(MATERIAL FOR THE TASK):
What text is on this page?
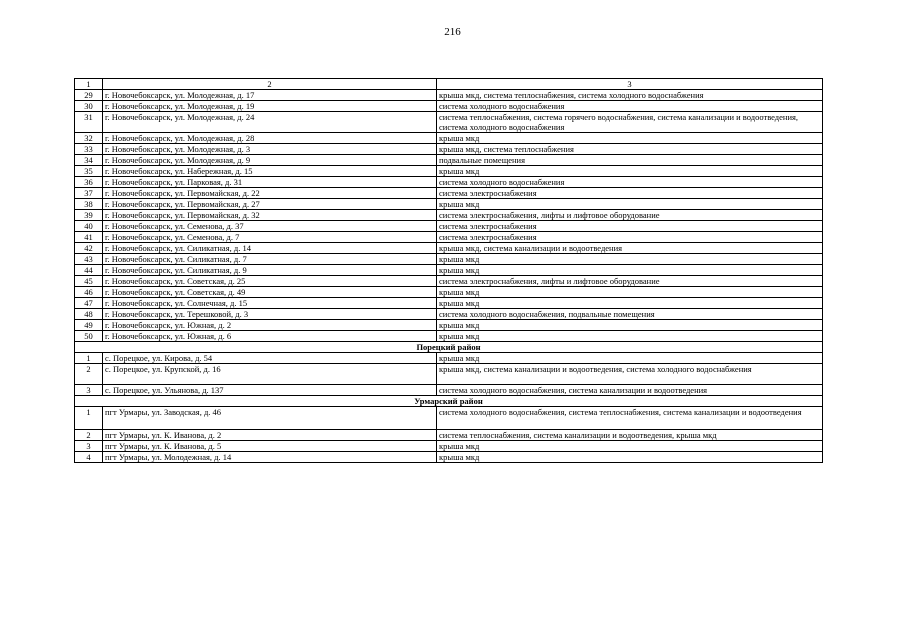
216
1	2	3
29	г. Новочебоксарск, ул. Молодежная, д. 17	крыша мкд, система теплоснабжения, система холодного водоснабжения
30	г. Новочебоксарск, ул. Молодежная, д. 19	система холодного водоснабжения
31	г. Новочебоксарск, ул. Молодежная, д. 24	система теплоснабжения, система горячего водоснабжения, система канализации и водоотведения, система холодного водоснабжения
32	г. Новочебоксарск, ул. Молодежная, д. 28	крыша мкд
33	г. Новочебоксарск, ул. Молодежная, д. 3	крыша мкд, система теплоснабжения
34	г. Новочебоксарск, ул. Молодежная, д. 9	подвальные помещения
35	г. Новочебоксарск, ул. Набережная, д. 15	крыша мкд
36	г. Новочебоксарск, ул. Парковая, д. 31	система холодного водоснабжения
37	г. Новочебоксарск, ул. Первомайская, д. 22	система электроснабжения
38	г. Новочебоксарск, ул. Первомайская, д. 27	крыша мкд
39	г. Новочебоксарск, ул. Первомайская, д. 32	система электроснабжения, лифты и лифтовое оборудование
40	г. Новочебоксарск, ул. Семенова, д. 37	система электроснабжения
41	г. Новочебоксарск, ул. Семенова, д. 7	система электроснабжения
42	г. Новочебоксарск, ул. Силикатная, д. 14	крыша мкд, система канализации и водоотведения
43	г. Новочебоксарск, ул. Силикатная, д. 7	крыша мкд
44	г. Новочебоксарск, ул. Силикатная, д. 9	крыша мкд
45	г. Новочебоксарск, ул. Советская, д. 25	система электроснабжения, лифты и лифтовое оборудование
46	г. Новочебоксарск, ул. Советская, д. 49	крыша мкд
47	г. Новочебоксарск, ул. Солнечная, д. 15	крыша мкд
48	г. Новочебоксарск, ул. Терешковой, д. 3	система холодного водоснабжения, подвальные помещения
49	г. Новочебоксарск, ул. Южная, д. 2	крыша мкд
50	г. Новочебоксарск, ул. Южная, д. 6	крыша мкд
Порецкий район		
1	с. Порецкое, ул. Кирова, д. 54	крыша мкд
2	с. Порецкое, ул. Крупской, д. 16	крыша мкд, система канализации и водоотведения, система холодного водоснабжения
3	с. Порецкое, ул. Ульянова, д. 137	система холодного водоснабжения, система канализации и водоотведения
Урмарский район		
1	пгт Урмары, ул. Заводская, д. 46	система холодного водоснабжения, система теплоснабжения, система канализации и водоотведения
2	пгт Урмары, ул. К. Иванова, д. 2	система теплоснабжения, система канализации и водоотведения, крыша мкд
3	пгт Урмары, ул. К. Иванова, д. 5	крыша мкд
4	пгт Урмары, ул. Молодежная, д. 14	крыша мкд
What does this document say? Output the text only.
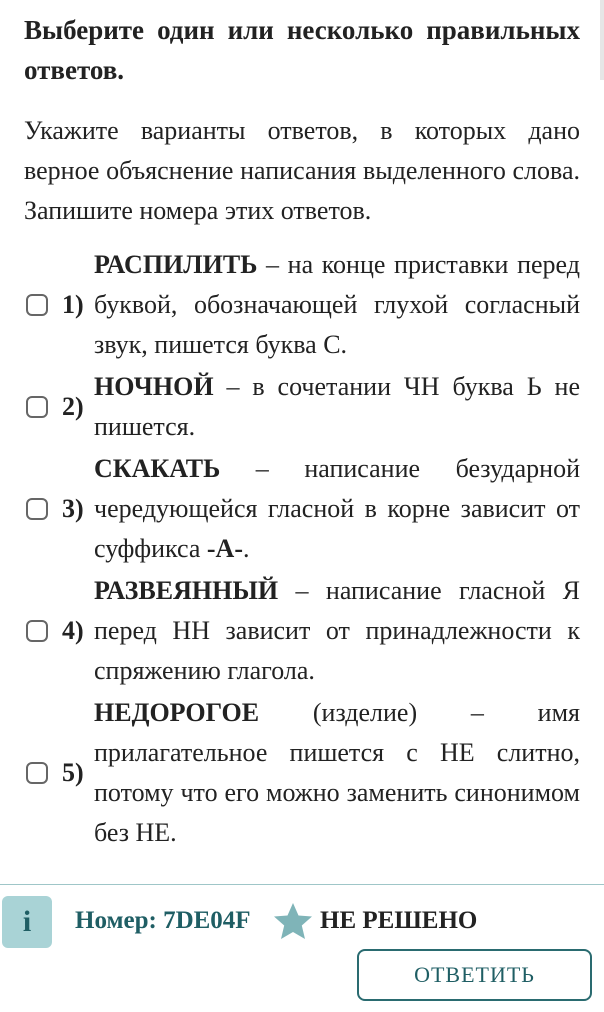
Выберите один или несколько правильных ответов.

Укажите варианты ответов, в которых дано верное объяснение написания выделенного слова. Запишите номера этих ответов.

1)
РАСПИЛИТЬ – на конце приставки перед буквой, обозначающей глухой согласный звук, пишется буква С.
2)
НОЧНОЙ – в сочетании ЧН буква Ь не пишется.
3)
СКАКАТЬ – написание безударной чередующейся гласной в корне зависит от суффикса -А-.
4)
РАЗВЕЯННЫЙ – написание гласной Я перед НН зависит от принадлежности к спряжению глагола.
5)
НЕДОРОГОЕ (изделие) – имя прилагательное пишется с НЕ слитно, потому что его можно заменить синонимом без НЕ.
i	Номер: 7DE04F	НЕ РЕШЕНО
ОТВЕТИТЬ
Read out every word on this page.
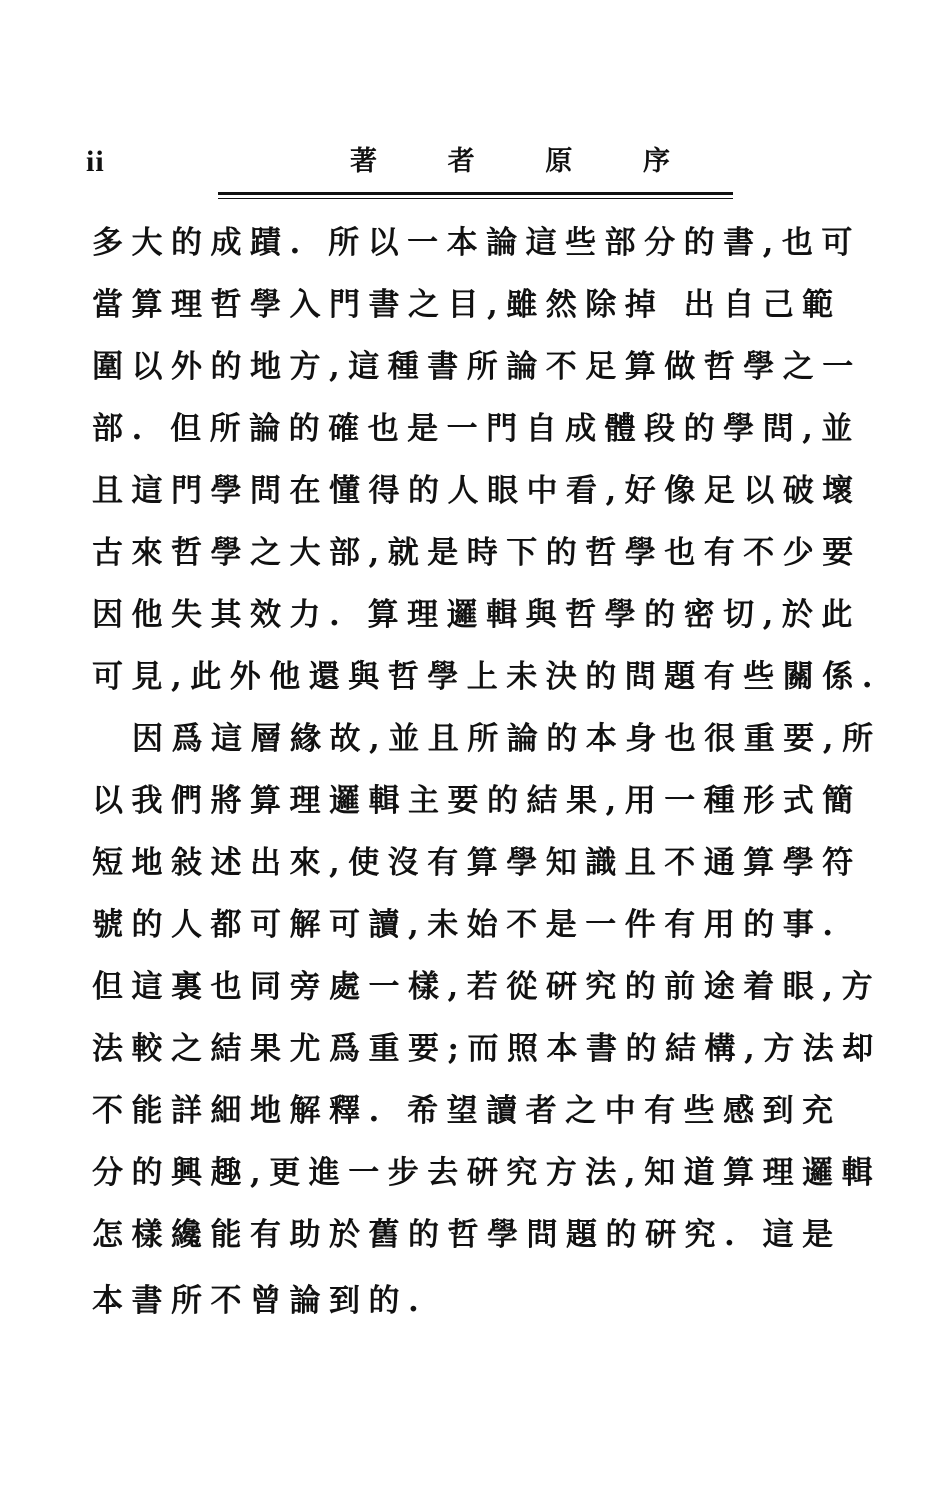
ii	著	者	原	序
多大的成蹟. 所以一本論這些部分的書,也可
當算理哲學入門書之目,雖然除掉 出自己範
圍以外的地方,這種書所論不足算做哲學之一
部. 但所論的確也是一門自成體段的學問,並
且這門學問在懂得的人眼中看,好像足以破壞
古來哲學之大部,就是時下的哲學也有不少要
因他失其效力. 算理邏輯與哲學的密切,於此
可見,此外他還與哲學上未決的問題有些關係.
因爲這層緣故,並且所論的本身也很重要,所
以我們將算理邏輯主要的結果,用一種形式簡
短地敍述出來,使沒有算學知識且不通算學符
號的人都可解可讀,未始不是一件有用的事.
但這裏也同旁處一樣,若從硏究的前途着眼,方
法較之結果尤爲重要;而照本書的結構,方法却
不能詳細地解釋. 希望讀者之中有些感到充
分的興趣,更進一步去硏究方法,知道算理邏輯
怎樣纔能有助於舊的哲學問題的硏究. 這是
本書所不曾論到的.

(STATED TASK): Without any pictures, write out the lines running from the one containing "Read out every word on this page." through the end of the listing above, both included, exactly as given.

(ANSWER TO THIS TASK):
Read out every word on this page.
ii	著	者	原	序
多大的成蹟. 所以一本論這些部分的書,也可
當算理哲學入門書之目,雖然除掉 出自己範
圍以外的地方,這種書所論不足算做哲學之一
部. 但所論的確也是一門自成體段的學問,並
且這門學問在懂得的人眼中看,好像足以破壞
古來哲學之大部,就是時下的哲學也有不少要
因他失其效力. 算理邏輯與哲學的密切,於此
可見,此外他還與哲學上未決的問題有些關係.
因爲這層緣故,並且所論的本身也很重要,所
以我們將算理邏輯主要的結果,用一種形式簡
短地敍述出來,使沒有算學知識且不通算學符
號的人都可解可讀,未始不是一件有用的事.
但這裏也同旁處一樣,若從硏究的前途着眼,方
法較之結果尤爲重要;而照本書的結構,方法却
不能詳細地解釋. 希望讀者之中有些感到充
分的興趣,更進一步去硏究方法,知道算理邏輯
怎樣纔能有助於舊的哲學問題的硏究. 這是
本書所不曾論到的.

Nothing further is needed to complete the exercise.